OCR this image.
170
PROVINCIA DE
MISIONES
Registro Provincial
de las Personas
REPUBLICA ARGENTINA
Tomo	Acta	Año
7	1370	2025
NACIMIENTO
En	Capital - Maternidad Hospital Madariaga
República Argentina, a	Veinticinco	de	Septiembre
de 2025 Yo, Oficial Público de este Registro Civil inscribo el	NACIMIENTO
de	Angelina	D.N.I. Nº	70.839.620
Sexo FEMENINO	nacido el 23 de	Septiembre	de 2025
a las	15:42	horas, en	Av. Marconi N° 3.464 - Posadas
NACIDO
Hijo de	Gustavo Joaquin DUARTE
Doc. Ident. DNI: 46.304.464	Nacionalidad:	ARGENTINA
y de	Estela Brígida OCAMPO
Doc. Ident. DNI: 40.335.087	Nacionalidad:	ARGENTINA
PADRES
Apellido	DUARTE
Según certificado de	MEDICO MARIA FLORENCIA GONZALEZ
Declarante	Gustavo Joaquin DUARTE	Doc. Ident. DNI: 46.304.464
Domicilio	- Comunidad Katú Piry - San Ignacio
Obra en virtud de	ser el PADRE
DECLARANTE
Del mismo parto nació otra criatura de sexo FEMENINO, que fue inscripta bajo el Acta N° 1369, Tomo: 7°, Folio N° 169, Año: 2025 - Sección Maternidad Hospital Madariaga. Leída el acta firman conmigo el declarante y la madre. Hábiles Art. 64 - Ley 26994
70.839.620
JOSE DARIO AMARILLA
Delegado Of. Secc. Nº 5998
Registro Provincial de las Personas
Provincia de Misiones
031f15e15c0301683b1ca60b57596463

--

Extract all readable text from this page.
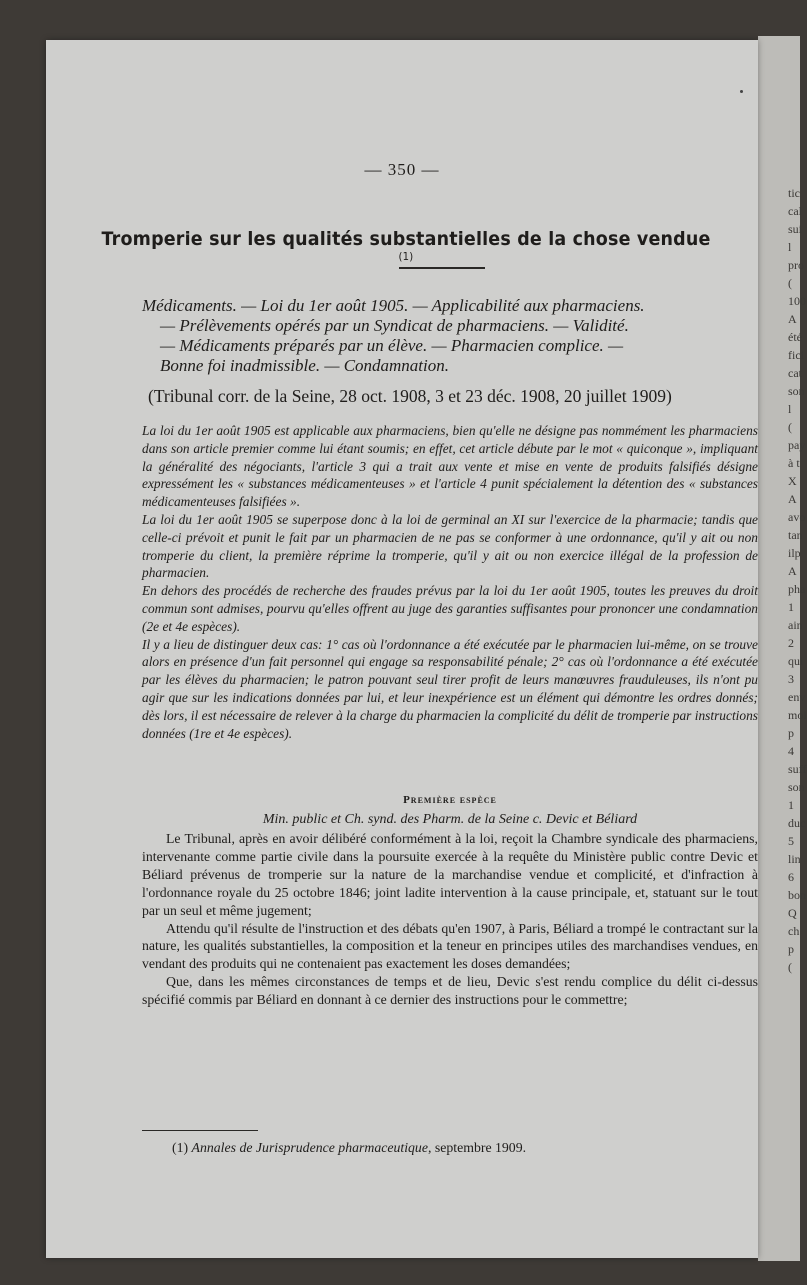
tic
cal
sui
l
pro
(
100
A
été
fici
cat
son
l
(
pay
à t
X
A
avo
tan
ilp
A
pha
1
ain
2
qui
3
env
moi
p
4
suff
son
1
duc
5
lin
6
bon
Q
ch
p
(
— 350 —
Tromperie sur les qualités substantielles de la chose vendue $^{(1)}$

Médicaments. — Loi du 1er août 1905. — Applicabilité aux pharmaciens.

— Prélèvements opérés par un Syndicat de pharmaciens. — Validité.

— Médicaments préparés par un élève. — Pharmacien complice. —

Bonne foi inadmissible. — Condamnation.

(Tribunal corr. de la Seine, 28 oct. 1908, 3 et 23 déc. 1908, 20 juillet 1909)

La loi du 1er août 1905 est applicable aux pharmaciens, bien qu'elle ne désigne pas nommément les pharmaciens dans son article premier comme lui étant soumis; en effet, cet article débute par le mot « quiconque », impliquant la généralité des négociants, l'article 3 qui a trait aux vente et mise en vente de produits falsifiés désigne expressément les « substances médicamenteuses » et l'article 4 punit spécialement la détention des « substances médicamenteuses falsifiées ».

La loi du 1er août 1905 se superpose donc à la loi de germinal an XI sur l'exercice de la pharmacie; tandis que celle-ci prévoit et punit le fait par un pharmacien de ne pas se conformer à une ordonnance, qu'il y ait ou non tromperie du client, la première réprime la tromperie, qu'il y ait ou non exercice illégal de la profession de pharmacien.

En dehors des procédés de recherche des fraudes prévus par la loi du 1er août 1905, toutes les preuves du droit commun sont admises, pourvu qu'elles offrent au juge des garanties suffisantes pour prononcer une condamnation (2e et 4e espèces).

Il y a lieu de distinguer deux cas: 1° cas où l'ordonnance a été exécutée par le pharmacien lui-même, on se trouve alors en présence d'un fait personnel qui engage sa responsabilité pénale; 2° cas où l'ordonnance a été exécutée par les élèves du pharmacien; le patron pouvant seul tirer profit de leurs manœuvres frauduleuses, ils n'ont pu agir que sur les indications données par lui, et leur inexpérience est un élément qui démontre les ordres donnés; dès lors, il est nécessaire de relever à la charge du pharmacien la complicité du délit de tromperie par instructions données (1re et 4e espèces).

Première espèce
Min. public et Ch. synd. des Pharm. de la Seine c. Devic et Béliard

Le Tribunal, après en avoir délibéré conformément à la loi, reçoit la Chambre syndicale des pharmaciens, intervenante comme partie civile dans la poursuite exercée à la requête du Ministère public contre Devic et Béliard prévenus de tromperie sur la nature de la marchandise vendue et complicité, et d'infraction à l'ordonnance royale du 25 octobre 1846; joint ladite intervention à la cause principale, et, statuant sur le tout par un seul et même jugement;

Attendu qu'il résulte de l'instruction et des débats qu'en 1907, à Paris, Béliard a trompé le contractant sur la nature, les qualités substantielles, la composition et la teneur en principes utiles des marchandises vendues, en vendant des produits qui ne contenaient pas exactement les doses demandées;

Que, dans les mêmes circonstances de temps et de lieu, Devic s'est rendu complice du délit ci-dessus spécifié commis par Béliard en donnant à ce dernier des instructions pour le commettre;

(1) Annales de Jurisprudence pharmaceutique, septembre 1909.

WHAT IS EXPECTED.
Go over the data above and copy every line that has the word "this" in it.

EXERCISE ANSWER.
OCR this image.
Extract all readable text from this page.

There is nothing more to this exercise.